▶ _PROVIDED MATERIAL_:
++++++

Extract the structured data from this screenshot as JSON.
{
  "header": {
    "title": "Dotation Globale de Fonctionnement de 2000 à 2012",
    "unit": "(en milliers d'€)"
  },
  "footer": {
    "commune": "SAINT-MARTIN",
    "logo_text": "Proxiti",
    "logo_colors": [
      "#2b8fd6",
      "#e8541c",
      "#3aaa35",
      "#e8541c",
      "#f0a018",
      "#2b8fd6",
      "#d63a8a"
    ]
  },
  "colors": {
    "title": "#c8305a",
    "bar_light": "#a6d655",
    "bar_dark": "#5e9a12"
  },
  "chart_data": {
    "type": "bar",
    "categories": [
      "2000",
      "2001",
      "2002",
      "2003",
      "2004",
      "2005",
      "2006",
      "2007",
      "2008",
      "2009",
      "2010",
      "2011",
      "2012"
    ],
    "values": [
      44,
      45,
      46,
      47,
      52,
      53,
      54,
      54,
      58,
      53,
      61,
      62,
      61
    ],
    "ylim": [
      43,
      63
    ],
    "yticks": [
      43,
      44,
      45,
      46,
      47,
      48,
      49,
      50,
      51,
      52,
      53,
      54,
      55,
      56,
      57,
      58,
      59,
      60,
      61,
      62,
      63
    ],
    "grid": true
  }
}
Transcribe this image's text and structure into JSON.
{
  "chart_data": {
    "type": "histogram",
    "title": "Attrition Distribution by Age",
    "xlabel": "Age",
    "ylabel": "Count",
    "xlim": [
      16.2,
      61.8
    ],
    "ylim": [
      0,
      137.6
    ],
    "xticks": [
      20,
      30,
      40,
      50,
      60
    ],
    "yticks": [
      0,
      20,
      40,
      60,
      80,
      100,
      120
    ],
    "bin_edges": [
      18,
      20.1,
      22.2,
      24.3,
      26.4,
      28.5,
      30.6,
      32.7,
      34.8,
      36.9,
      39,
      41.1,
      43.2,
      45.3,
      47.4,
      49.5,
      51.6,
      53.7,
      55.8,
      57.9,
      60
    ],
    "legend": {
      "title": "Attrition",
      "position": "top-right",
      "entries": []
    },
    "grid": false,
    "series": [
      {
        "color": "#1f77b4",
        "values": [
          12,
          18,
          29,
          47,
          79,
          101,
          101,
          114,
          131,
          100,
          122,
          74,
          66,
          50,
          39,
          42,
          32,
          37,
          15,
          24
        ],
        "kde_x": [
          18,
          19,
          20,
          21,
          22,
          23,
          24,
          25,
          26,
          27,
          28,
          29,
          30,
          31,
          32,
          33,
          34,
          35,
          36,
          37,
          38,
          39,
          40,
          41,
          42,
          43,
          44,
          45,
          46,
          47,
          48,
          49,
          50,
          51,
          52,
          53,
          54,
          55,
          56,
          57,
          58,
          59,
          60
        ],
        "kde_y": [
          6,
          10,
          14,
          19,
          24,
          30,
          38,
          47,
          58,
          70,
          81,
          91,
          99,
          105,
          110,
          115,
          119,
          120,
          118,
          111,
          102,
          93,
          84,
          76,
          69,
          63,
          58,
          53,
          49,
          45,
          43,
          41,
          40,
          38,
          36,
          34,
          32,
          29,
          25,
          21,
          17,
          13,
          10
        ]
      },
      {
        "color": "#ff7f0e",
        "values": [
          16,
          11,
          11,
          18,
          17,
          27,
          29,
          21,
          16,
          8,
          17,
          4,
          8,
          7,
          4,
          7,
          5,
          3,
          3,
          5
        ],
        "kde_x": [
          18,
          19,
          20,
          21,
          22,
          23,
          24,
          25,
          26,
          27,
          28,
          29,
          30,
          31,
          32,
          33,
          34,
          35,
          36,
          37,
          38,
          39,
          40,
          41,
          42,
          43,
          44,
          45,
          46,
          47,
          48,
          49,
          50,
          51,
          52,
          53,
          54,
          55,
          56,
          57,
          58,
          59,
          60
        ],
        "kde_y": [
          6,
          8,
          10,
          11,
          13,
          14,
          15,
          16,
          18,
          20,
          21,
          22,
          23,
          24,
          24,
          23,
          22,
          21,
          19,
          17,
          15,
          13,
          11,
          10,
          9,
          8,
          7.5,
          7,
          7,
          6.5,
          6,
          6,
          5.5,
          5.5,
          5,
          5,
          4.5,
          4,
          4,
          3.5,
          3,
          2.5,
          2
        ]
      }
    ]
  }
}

++++++

▶ _TASK TO CARRY OUT_:
Reproduce the material above, every line of it, exactly.

▶ _COMPLETE OUTPUT_:
Extract the structured data from this screenshot as JSON.
{
  "header": {
    "title": "Dotation Globale de Fonctionnement de 2000 à 2012",
    "unit": "(en milliers d'€)"
  },
  "footer": {
    "commune": "SAINT-MARTIN",
    "logo_text": "Proxiti",
    "logo_colors": [
      "#2b8fd6",
      "#e8541c",
      "#3aaa35",
      "#e8541c",
      "#f0a018",
      "#2b8fd6",
      "#d63a8a"
    ]
  },
  "colors": {
    "title": "#c8305a",
    "bar_light": "#a6d655",
    "bar_dark": "#5e9a12"
  },
  "chart_data": {
    "type": "bar",
    "categories": [
      "2000",
      "2001",
      "2002",
      "2003",
      "2004",
      "2005",
      "2006",
      "2007",
      "2008",
      "2009",
      "2010",
      "2011",
      "2012"
    ],
    "values": [
      44,
      45,
      46,
      47,
      52,
      53,
      54,
      54,
      58,
      53,
      61,
      62,
      61
    ],
    "ylim": [
      43,
      63
    ],
    "yticks": [
      43,
      44,
      45,
      46,
      47,
      48,
      49,
      50,
      51,
      52,
      53,
      54,
      55,
      56,
      57,
      58,
      59,
      60,
      61,
      62,
      63
    ],
    "grid": true
  }
}
Transcribe this image's text and structure into JSON.
{
  "chart_data": {
    "type": "histogram",
    "title": "Attrition Distribution by Age",
    "xlabel": "Age",
    "ylabel": "Count",
    "xlim": [
      16.2,
      61.8
    ],
    "ylim": [
      0,
      137.6
    ],
    "xticks": [
      20,
      30,
      40,
      50,
      60
    ],
    "yticks": [
      0,
      20,
      40,
      60,
      80,
      100,
      120
    ],
    "bin_edges": [
      18,
      20.1,
      22.2,
      24.3,
      26.4,
      28.5,
      30.6,
      32.7,
      34.8,
      36.9,
      39,
      41.1,
      43.2,
      45.3,
      47.4,
      49.5,
      51.6,
      53.7,
      55.8,
      57.9,
      60
    ],
    "legend": {
      "title": "Attrition",
      "position": "top-right",
      "entries": []
    },
    "grid": false,
    "series": [
      {
        "color": "#1f77b4",
        "values": [
          12,
          18,
          29,
          47,
          79,
          101,
          101,
          114,
          131,
          100,
          122,
          74,
          66,
          50,
          39,
          42,
          32,
          37,
          15,
          24
        ],
        "kde_x": [
          18,
          19,
          20,
          21,
          22,
          23,
          24,
          25,
          26,
          27,
          28,
          29,
          30,
          31,
          32,
          33,
          34,
          35,
          36,
          37,
          38,
          39,
          40,
          41,
          42,
          43,
          44,
          45,
          46,
          47,
          48,
          49,
          50,
          51,
          52,
          53,
          54,
          55,
          56,
          57,
          58,
          59,
          60
        ],
        "kde_y": [
          6,
          10,
          14,
          19,
          24,
          30,
          38,
          47,
          58,
          70,
          81,
          91,
          99,
          105,
          110,
          115,
          119,
          120,
          118,
          111,
          102,
          93,
          84,
          76,
          69,
          63,
          58,
          53,
          49,
          45,
          43,
          41,
          40,
          38,
          36,
          34,
          32,
          29,
          25,
          21,
          17,
          13,
          10
        ]
      },
      {
        "color": "#ff7f0e",
        "values": [
          16,
          11,
          11,
          18,
          17,
          27,
          29,
          21,
          16,
          8,
          17,
          4,
          8,
          7,
          4,
          7,
          5,
          3,
          3,
          5
        ],
        "kde_x": [
          18,
          19,
          20,
          21,
          22,
          23,
          24,
          25,
          26,
          27,
          28,
          29,
          30,
          31,
          32,
          33,
          34,
          35,
          36,
          37,
          38,
          39,
          40,
          41,
          42,
          43,
          44,
          45,
          46,
          47,
          48,
          49,
          50,
          51,
          52,
          53,
          54,
          55,
          56,
          57,
          58,
          59,
          60
        ],
        "kde_y": [
          6,
          8,
          10,
          11,
          13,
          14,
          15,
          16,
          18,
          20,
          21,
          22,
          23,
          24,
          24,
          23,
          22,
          21,
          19,
          17,
          15,
          13,
          11,
          10,
          9,
          8,
          7.5,
          7,
          7,
          6.5,
          6,
          6,
          5.5,
          5.5,
          5,
          5,
          4.5,
          4,
          4,
          3.5,
          3,
          2.5,
          2
        ]
      }
    ]
  }
}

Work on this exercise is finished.